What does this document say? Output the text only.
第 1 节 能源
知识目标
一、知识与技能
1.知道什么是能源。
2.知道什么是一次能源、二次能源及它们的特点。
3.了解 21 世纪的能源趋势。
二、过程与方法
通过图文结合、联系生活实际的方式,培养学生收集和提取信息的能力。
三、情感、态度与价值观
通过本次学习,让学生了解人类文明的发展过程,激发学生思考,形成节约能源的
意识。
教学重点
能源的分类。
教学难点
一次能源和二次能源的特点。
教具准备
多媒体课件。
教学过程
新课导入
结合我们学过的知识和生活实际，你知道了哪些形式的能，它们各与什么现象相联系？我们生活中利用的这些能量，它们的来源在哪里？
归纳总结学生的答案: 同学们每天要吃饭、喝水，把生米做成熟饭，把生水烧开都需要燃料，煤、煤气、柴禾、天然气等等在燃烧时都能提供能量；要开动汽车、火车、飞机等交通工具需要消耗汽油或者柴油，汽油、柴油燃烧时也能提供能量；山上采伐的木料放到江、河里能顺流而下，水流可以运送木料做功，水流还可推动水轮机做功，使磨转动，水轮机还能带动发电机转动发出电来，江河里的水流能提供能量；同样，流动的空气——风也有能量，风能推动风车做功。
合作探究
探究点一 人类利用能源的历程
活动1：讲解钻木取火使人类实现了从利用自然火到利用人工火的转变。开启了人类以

**Exercise**
Print the listing above in full, exactly as it is.

**Correct answer**
What does this document say? Output the text only.
第 1 节 能源
知识目标
一、知识与技能
1.知道什么是能源。
2.知道什么是一次能源、二次能源及它们的特点。
3.了解 21 世纪的能源趋势。
二、过程与方法
通过图文结合、联系生活实际的方式,培养学生收集和提取信息的能力。
三、情感、态度与价值观
通过本次学习,让学生了解人类文明的发展过程,激发学生思考,形成节约能源的
意识。
教学重点
能源的分类。
教学难点
一次能源和二次能源的特点。
教具准备
多媒体课件。
教学过程
新课导入
结合我们学过的知识和生活实际，你知道了哪些形式的能，它们各与什么现象相联系？我们生活中利用的这些能量，它们的来源在哪里？
归纳总结学生的答案: 同学们每天要吃饭、喝水，把生米做成熟饭，把生水烧开都需要燃料，煤、煤气、柴禾、天然气等等在燃烧时都能提供能量；要开动汽车、火车、飞机等交通工具需要消耗汽油或者柴油，汽油、柴油燃烧时也能提供能量；山上采伐的木料放到江、河里能顺流而下，水流可以运送木料做功，水流还可推动水轮机做功，使磨转动，水轮机还能带动发电机转动发出电来，江河里的水流能提供能量；同样，流动的空气——风也有能量，风能推动风车做功。
合作探究
探究点一 人类利用能源的历程
活动1：讲解钻木取火使人类实现了从利用自然火到利用人工火的转变。开启了人类以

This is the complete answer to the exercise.